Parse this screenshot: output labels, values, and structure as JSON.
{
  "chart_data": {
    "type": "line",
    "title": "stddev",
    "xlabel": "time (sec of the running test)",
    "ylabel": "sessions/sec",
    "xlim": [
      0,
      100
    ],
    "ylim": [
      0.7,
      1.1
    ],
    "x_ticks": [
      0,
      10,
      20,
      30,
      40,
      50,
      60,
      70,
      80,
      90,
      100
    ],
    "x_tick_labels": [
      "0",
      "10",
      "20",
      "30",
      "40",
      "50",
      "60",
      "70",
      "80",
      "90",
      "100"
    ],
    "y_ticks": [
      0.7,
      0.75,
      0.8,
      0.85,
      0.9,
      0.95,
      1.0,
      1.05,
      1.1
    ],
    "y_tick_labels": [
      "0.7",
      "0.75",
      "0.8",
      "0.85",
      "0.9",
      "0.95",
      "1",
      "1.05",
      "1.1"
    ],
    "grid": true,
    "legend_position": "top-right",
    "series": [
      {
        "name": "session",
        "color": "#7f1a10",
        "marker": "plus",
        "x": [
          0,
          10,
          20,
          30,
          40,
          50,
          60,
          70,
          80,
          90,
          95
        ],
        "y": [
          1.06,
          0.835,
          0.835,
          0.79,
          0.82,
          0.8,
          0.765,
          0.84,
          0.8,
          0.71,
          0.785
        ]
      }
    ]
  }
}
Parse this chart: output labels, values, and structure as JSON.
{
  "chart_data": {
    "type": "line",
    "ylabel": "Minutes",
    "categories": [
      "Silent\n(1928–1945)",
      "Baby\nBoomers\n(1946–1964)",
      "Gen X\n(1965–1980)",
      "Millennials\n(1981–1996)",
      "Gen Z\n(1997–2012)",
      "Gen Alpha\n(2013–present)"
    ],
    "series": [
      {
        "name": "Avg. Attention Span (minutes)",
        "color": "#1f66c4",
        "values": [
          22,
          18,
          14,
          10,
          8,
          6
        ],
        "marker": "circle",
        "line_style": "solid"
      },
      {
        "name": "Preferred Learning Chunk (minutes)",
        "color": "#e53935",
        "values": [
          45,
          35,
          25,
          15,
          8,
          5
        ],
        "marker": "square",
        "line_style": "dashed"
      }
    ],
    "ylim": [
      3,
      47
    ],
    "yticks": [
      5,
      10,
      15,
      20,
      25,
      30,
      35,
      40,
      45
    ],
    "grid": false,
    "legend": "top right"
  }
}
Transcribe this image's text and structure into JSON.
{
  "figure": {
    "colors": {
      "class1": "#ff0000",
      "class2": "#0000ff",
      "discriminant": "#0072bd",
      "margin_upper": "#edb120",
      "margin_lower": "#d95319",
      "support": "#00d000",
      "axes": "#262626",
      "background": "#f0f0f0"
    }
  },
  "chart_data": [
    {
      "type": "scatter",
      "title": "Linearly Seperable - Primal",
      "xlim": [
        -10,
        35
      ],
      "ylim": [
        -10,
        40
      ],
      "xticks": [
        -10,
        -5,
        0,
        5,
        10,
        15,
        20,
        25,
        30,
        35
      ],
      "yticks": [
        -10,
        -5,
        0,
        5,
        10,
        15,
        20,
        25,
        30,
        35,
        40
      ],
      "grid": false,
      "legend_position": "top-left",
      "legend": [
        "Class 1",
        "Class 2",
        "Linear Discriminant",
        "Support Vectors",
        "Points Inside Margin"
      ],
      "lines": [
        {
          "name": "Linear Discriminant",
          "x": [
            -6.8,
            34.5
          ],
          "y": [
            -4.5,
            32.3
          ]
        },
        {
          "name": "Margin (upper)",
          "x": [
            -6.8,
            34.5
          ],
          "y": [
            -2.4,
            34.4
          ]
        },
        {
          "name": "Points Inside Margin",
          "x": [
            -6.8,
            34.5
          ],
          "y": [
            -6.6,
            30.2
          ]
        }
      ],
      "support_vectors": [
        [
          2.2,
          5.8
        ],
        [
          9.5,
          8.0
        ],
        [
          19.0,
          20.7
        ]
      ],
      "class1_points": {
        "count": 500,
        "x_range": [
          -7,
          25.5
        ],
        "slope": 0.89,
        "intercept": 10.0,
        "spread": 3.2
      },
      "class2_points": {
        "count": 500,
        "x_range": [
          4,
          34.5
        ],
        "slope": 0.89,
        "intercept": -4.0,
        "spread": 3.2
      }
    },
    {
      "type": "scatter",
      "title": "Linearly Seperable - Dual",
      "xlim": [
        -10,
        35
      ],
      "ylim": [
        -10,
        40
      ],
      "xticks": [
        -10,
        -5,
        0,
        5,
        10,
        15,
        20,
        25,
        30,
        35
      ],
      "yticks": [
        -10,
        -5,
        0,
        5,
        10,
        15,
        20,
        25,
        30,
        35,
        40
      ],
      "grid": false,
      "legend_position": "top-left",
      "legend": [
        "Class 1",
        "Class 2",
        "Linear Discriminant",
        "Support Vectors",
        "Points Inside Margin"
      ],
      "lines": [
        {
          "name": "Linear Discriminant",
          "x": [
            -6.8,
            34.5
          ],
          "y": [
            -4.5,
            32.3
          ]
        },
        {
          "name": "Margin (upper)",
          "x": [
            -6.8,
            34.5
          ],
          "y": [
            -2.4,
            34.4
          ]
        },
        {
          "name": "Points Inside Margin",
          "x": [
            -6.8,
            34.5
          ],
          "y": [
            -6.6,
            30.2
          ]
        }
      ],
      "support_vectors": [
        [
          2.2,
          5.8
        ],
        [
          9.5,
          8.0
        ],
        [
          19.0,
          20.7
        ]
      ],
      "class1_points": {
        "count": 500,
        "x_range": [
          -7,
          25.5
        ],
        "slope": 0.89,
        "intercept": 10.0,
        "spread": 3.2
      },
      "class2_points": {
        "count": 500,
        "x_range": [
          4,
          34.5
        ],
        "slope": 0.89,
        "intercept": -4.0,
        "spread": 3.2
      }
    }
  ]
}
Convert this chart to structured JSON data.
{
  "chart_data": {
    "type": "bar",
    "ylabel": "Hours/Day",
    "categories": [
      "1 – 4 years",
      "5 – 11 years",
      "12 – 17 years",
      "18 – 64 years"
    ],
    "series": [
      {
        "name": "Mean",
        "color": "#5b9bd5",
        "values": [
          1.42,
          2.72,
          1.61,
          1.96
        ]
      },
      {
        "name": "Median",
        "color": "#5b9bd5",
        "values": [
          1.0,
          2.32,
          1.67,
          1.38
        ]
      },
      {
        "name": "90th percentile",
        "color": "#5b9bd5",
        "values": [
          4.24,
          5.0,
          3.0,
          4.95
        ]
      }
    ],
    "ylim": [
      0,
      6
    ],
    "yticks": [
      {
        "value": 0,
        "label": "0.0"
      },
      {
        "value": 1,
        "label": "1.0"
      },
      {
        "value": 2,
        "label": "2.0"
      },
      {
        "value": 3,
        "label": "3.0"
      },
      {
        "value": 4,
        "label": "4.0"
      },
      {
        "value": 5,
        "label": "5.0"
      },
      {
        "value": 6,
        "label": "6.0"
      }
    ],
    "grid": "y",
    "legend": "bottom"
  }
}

:: GIVEN INSTRUCTION ::
Every entry should be printed again exactly as it stands.

:: EXERCISE OUTPUT ::
Parse this screenshot: output labels, values, and structure as JSON.
{
  "chart_data": {
    "type": "line",
    "title": "stddev",
    "xlabel": "time (sec of the running test)",
    "ylabel": "sessions/sec",
    "xlim": [
      0,
      100
    ],
    "ylim": [
      0.7,
      1.1
    ],
    "x_ticks": [
      0,
      10,
      20,
      30,
      40,
      50,
      60,
      70,
      80,
      90,
      100
    ],
    "x_tick_labels": [
      "0",
      "10",
      "20",
      "30",
      "40",
      "50",
      "60",
      "70",
      "80",
      "90",
      "100"
    ],
    "y_ticks": [
      0.7,
      0.75,
      0.8,
      0.85,
      0.9,
      0.95,
      1.0,
      1.05,
      1.1
    ],
    "y_tick_labels": [
      "0.7",
      "0.75",
      "0.8",
      "0.85",
      "0.9",
      "0.95",
      "1",
      "1.05",
      "1.1"
    ],
    "grid": true,
    "legend_position": "top-right",
    "series": [
      {
        "name": "session",
        "color": "#7f1a10",
        "marker": "plus",
        "x": [
          0,
          10,
          20,
          30,
          40,
          50,
          60,
          70,
          80,
          90,
          95
        ],
        "y": [
          1.06,
          0.835,
          0.835,
          0.79,
          0.82,
          0.8,
          0.765,
          0.84,
          0.8,
          0.71,
          0.785
        ]
      }
    ]
  }
}
Parse this chart: output labels, values, and structure as JSON.
{
  "chart_data": {
    "type": "line",
    "ylabel": "Minutes",
    "categories": [
      "Silent\n(1928–1945)",
      "Baby\nBoomers\n(1946–1964)",
      "Gen X\n(1965–1980)",
      "Millennials\n(1981–1996)",
      "Gen Z\n(1997–2012)",
      "Gen Alpha\n(2013–present)"
    ],
    "series": [
      {
        "name": "Avg. Attention Span (minutes)",
        "color": "#1f66c4",
        "values": [
          22,
          18,
          14,
          10,
          8,
          6
        ],
        "marker": "circle",
        "line_style": "solid"
      },
      {
        "name": "Preferred Learning Chunk (minutes)",
        "color": "#e53935",
        "values": [
          45,
          35,
          25,
          15,
          8,
          5
        ],
        "marker": "square",
        "line_style": "dashed"
      }
    ],
    "ylim": [
      3,
      47
    ],
    "yticks": [
      5,
      10,
      15,
      20,
      25,
      30,
      35,
      40,
      45
    ],
    "grid": false,
    "legend": "top right"
  }
}
Transcribe this image's text and structure into JSON.
{
  "figure": {
    "colors": {
      "class1": "#ff0000",
      "class2": "#0000ff",
      "discriminant": "#0072bd",
      "margin_upper": "#edb120",
      "margin_lower": "#d95319",
      "support": "#00d000",
      "axes": "#262626",
      "background": "#f0f0f0"
    }
  },
  "chart_data": [
    {
      "type": "scatter",
      "title": "Linearly Seperable - Primal",
      "xlim": [
        -10,
        35
      ],
      "ylim": [
        -10,
        40
      ],
      "xticks": [
        -10,
        -5,
        0,
        5,
        10,
        15,
        20,
        25,
        30,
        35
      ],
      "yticks": [
        -10,
        -5,
        0,
        5,
        10,
        15,
        20,
        25,
        30,
        35,
        40
      ],
      "grid": false,
      "legend_position": "top-left",
      "legend": [
        "Class 1",
        "Class 2",
        "Linear Discriminant",
        "Support Vectors",
        "Points Inside Margin"
      ],
      "lines": [
        {
          "name": "Linear Discriminant",
          "x": [
            -6.8,
            34.5
          ],
          "y": [
            -4.5,
            32.3
          ]
        },
        {
          "name": "Margin (upper)",
          "x": [
            -6.8,
            34.5
          ],
          "y": [
            -2.4,
            34.4
          ]
        },
        {
          "name": "Points Inside Margin",
          "x": [
            -6.8,
            34.5
          ],
          "y": [
            -6.6,
            30.2
          ]
        }
      ],
      "support_vectors": [
        [
          2.2,
          5.8
        ],
        [
          9.5,
          8.0
        ],
        [
          19.0,
          20.7
        ]
      ],
      "class1_points": {
        "count": 500,
        "x_range": [
          -7,
          25.5
        ],
        "slope": 0.89,
        "intercept": 10.0,
        "spread": 3.2
      },
      "class2_points": {
        "count": 500,
        "x_range": [
          4,
          34.5
        ],
        "slope": 0.89,
        "intercept": -4.0,
        "spread": 3.2
      }
    },
    {
      "type": "scatter",
      "title": "Linearly Seperable - Dual",
      "xlim": [
        -10,
        35
      ],
      "ylim": [
        -10,
        40
      ],
      "xticks": [
        -10,
        -5,
        0,
        5,
        10,
        15,
        20,
        25,
        30,
        35
      ],
      "yticks": [
        -10,
        -5,
        0,
        5,
        10,
        15,
        20,
        25,
        30,
        35,
        40
      ],
      "grid": false,
      "legend_position": "top-left",
      "legend": [
        "Class 1",
        "Class 2",
        "Linear Discriminant",
        "Support Vectors",
        "Points Inside Margin"
      ],
      "lines": [
        {
          "name": "Linear Discriminant",
          "x": [
            -6.8,
            34.5
          ],
          "y": [
            -4.5,
            32.3
          ]
        },
        {
          "name": "Margin (upper)",
          "x": [
            -6.8,
            34.5
          ],
          "y": [
            -2.4,
            34.4
          ]
        },
        {
          "name": "Points Inside Margin",
          "x": [
            -6.8,
            34.5
          ],
          "y": [
            -6.6,
            30.2
          ]
        }
      ],
      "support_vectors": [
        [
          2.2,
          5.8
        ],
        [
          9.5,
          8.0
        ],
        [
          19.0,
          20.7
        ]
      ],
      "class1_points": {
        "count": 500,
        "x_range": [
          -7,
          25.5
        ],
        "slope": 0.89,
        "intercept": 10.0,
        "spread": 3.2
      },
      "class2_points": {
        "count": 500,
        "x_range": [
          4,
          34.5
        ],
        "slope": 0.89,
        "intercept": -4.0,
        "spread": 3.2
      }
    }
  ]
}
Convert this chart to structured JSON data.
{
  "chart_data": {
    "type": "bar",
    "ylabel": "Hours/Day",
    "categories": [
      "1 – 4 years",
      "5 – 11 years",
      "12 – 17 years",
      "18 – 64 years"
    ],
    "series": [
      {
        "name": "Mean",
        "color": "#5b9bd5",
        "values": [
          1.42,
          2.72,
          1.61,
          1.96
        ]
      },
      {
        "name": "Median",
        "color": "#5b9bd5",
        "values": [
          1.0,
          2.32,
          1.67,
          1.38
        ]
      },
      {
        "name": "90th percentile",
        "color": "#5b9bd5",
        "values": [
          4.24,
          5.0,
          3.0,
          4.95
        ]
      }
    ],
    "ylim": [
      0,
      6
    ],
    "yticks": [
      {
        "value": 0,
        "label": "0.0"
      },
      {
        "value": 1,
        "label": "1.0"
      },
      {
        "value": 2,
        "label": "2.0"
      },
      {
        "value": 3,
        "label": "3.0"
      },
      {
        "value": 4,
        "label": "4.0"
      },
      {
        "value": 5,
        "label": "5.0"
      },
      {
        "value": 6,
        "label": "6.0"
      }
    ],
    "grid": "y",
    "legend": "bottom"
  }
}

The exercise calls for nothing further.